• _WORK INSTRUCTIONS_: Make an exact copy of the lines, leaving the pictures out.

----------------------------------------

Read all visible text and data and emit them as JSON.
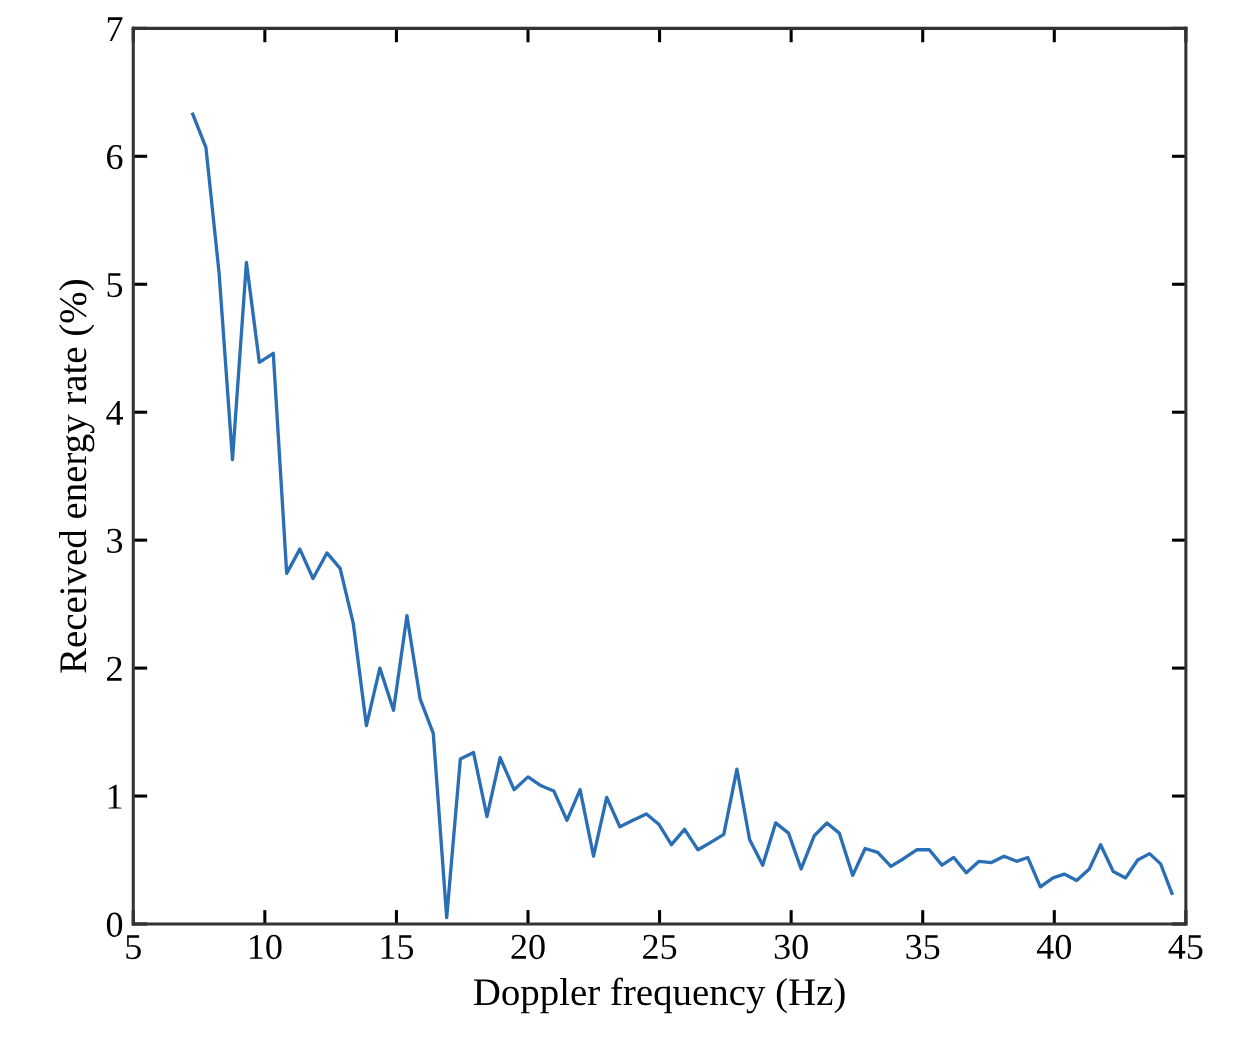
{
  "chart_data": {
    "type": "line",
    "xlabel": "Doppler frequency (Hz)",
    "ylabel": "Received energy rate (%)",
    "xlim": [
      5,
      45
    ],
    "ylim": [
      0,
      7
    ],
    "xticks": [
      5,
      10,
      15,
      20,
      25,
      30,
      35,
      40,
      45
    ],
    "yticks": [
      0,
      1,
      2,
      3,
      4,
      5,
      6,
      7
    ],
    "grid": false,
    "legend": false,
    "marker": "none",
    "line_style": "solid",
    "series": [
      {
        "color": "#2a6eb5",
        "x": [
          7.26,
          7.76,
          8.26,
          8.77,
          9.3,
          9.79,
          10.32,
          10.83,
          11.33,
          11.83,
          12.36,
          12.86,
          13.36,
          13.86,
          14.37,
          14.89,
          15.4,
          15.9,
          16.4,
          16.91,
          17.43,
          17.93,
          18.44,
          18.94,
          19.47,
          20.0,
          20.5,
          20.98,
          21.48,
          21.98,
          22.49,
          22.99,
          23.49,
          23.99,
          24.5,
          24.97,
          25.45,
          25.95,
          26.46,
          26.96,
          27.44,
          27.94,
          28.42,
          28.92,
          29.41,
          29.9,
          30.38,
          30.88,
          31.36,
          31.83,
          32.34,
          32.81,
          33.29,
          33.79,
          34.27,
          34.77,
          35.25,
          35.73,
          36.18,
          36.66,
          37.14,
          37.61,
          38.09,
          38.57,
          38.99,
          39.47,
          39.95,
          40.38,
          40.85,
          41.33,
          41.76,
          42.24,
          42.71,
          43.17,
          43.62,
          44.04,
          44.47
        ],
        "values": [
          6.33,
          6.07,
          5.09,
          3.63,
          5.17,
          4.39,
          4.46,
          2.74,
          2.93,
          2.7,
          2.9,
          2.78,
          2.35,
          1.55,
          2.0,
          1.67,
          2.41,
          1.76,
          1.49,
          0.05,
          1.29,
          1.34,
          0.84,
          1.3,
          1.05,
          1.15,
          1.08,
          1.04,
          0.81,
          1.05,
          0.53,
          0.99,
          0.76,
          0.81,
          0.86,
          0.78,
          0.62,
          0.74,
          0.58,
          0.64,
          0.7,
          1.21,
          0.66,
          0.46,
          0.79,
          0.71,
          0.43,
          0.69,
          0.79,
          0.71,
          0.38,
          0.59,
          0.56,
          0.45,
          0.51,
          0.58,
          0.58,
          0.46,
          0.52,
          0.4,
          0.49,
          0.48,
          0.53,
          0.49,
          0.52,
          0.29,
          0.36,
          0.39,
          0.34,
          0.43,
          0.62,
          0.41,
          0.36,
          0.5,
          0.55,
          0.47,
          0.24
        ]
      }
    ]
  }
}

----------------------------------------

• _OUTPUT BELOW_:
Read all visible text and data and emit them as JSON.
{
  "chart_data": {
    "type": "line",
    "xlabel": "Doppler frequency (Hz)",
    "ylabel": "Received energy rate (%)",
    "xlim": [
      5,
      45
    ],
    "ylim": [
      0,
      7
    ],
    "xticks": [
      5,
      10,
      15,
      20,
      25,
      30,
      35,
      40,
      45
    ],
    "yticks": [
      0,
      1,
      2,
      3,
      4,
      5,
      6,
      7
    ],
    "grid": false,
    "legend": false,
    "marker": "none",
    "line_style": "solid",
    "series": [
      {
        "color": "#2a6eb5",
        "x": [
          7.26,
          7.76,
          8.26,
          8.77,
          9.3,
          9.79,
          10.32,
          10.83,
          11.33,
          11.83,
          12.36,
          12.86,
          13.36,
          13.86,
          14.37,
          14.89,
          15.4,
          15.9,
          16.4,
          16.91,
          17.43,
          17.93,
          18.44,
          18.94,
          19.47,
          20.0,
          20.5,
          20.98,
          21.48,
          21.98,
          22.49,
          22.99,
          23.49,
          23.99,
          24.5,
          24.97,
          25.45,
          25.95,
          26.46,
          26.96,
          27.44,
          27.94,
          28.42,
          28.92,
          29.41,
          29.9,
          30.38,
          30.88,
          31.36,
          31.83,
          32.34,
          32.81,
          33.29,
          33.79,
          34.27,
          34.77,
          35.25,
          35.73,
          36.18,
          36.66,
          37.14,
          37.61,
          38.09,
          38.57,
          38.99,
          39.47,
          39.95,
          40.38,
          40.85,
          41.33,
          41.76,
          42.24,
          42.71,
          43.17,
          43.62,
          44.04,
          44.47
        ],
        "values": [
          6.33,
          6.07,
          5.09,
          3.63,
          5.17,
          4.39,
          4.46,
          2.74,
          2.93,
          2.7,
          2.9,
          2.78,
          2.35,
          1.55,
          2.0,
          1.67,
          2.41,
          1.76,
          1.49,
          0.05,
          1.29,
          1.34,
          0.84,
          1.3,
          1.05,
          1.15,
          1.08,
          1.04,
          0.81,
          1.05,
          0.53,
          0.99,
          0.76,
          0.81,
          0.86,
          0.78,
          0.62,
          0.74,
          0.58,
          0.64,
          0.7,
          1.21,
          0.66,
          0.46,
          0.79,
          0.71,
          0.43,
          0.69,
          0.79,
          0.71,
          0.38,
          0.59,
          0.56,
          0.45,
          0.51,
          0.58,
          0.58,
          0.46,
          0.52,
          0.4,
          0.49,
          0.48,
          0.53,
          0.49,
          0.52,
          0.29,
          0.36,
          0.39,
          0.34,
          0.43,
          0.62,
          0.41,
          0.36,
          0.5,
          0.55,
          0.47,
          0.24
        ]
      }
    ]
  }
}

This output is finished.